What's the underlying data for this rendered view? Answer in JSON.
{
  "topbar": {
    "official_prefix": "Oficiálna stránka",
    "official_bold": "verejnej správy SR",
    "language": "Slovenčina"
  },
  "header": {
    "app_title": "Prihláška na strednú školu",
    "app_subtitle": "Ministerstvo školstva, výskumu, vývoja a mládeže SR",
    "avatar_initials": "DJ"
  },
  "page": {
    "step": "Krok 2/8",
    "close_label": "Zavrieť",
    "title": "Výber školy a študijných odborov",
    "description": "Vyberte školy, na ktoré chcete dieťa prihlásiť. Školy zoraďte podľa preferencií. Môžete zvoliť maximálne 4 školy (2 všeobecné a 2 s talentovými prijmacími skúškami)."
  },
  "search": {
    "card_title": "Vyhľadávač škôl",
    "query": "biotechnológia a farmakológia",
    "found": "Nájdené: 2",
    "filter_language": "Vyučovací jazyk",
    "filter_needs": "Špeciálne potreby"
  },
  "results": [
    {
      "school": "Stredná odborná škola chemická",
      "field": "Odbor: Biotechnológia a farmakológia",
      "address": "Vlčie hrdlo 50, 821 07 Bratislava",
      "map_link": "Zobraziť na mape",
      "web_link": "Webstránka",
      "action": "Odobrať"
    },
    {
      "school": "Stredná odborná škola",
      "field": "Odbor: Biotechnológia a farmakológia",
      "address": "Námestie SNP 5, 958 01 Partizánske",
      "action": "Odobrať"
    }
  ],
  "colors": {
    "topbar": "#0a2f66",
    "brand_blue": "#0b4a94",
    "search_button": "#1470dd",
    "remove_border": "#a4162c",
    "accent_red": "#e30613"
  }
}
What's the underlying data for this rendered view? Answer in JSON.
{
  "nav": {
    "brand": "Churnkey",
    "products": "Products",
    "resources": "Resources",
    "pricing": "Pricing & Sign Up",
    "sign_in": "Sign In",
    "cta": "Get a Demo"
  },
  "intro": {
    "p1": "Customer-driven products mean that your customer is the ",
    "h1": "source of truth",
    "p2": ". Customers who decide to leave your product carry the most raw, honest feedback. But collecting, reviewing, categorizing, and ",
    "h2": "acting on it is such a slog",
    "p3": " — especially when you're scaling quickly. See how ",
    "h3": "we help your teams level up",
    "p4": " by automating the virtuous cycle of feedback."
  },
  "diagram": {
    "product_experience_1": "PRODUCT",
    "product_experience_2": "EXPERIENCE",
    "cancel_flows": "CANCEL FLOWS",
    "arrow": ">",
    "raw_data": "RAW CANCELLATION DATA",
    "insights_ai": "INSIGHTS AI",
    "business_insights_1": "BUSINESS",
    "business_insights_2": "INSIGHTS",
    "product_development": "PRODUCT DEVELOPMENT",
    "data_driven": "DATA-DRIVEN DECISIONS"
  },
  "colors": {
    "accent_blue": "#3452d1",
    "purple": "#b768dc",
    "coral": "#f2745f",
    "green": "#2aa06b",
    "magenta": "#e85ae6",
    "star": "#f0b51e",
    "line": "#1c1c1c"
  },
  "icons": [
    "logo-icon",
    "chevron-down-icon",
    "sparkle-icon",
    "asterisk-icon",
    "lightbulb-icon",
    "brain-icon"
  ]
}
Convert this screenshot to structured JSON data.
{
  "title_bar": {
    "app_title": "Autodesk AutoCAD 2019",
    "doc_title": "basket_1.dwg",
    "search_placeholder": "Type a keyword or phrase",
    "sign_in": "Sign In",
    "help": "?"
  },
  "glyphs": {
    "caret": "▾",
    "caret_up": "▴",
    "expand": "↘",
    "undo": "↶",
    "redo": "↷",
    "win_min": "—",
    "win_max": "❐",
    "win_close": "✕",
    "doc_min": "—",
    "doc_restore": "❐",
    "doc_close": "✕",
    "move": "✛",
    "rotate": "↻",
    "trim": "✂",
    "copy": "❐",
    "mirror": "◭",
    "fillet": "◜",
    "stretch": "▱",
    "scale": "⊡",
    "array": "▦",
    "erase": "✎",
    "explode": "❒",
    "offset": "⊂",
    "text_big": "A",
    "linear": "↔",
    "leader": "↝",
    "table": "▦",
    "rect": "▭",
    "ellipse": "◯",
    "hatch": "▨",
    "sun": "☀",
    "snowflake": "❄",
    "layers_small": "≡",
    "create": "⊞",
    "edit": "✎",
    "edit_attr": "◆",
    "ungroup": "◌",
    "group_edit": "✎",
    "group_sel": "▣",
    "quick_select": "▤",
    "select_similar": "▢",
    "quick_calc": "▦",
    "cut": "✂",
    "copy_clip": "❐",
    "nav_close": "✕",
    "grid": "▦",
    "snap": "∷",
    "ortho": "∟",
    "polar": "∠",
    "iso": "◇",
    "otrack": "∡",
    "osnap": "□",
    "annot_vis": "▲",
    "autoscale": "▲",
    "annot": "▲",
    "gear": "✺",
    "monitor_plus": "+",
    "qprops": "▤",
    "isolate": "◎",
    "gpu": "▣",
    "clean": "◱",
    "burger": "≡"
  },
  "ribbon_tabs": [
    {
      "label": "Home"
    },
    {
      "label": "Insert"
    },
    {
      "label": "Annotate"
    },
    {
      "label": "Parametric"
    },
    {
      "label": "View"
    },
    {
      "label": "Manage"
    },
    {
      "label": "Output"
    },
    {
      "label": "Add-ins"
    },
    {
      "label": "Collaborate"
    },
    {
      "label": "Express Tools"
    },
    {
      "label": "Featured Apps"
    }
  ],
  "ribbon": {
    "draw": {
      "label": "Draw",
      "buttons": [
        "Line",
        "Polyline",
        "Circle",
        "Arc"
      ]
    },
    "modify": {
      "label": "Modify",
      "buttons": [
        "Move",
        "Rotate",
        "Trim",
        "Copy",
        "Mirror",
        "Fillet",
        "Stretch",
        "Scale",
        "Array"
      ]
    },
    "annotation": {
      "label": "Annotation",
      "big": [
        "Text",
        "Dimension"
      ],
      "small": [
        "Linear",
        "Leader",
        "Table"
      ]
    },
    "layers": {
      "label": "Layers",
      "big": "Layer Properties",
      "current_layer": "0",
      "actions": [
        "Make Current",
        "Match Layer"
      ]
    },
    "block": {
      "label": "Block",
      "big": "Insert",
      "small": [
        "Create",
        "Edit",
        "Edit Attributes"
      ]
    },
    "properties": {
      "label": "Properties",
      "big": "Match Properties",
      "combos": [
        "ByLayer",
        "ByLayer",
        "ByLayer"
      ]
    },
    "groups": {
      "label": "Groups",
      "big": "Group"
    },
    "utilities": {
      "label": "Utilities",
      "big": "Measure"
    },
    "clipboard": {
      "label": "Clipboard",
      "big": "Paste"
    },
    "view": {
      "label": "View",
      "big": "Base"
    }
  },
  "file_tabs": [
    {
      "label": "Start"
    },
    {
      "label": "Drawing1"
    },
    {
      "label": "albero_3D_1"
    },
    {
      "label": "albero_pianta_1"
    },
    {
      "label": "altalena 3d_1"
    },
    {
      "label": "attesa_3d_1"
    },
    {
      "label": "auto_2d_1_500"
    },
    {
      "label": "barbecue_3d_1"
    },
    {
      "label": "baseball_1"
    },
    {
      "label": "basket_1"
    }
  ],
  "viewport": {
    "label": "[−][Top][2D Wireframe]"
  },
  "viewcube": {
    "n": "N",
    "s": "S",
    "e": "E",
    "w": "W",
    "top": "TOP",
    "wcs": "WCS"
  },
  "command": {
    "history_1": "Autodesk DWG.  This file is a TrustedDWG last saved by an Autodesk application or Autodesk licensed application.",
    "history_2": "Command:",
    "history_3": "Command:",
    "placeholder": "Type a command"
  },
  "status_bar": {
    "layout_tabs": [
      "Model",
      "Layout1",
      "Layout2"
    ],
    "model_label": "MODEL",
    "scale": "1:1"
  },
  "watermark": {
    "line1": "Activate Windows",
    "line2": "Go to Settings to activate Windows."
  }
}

> **Task brief**
In the listing, find all lines with the string "feedback" and copy them.

> **The result**
    "p2": ". Customers who decide to leave your product carry the most raw, honest feedback. But collecting, reviewing, categorizing, and ",
    "p4": " by automating the virtuous cycle of feedback."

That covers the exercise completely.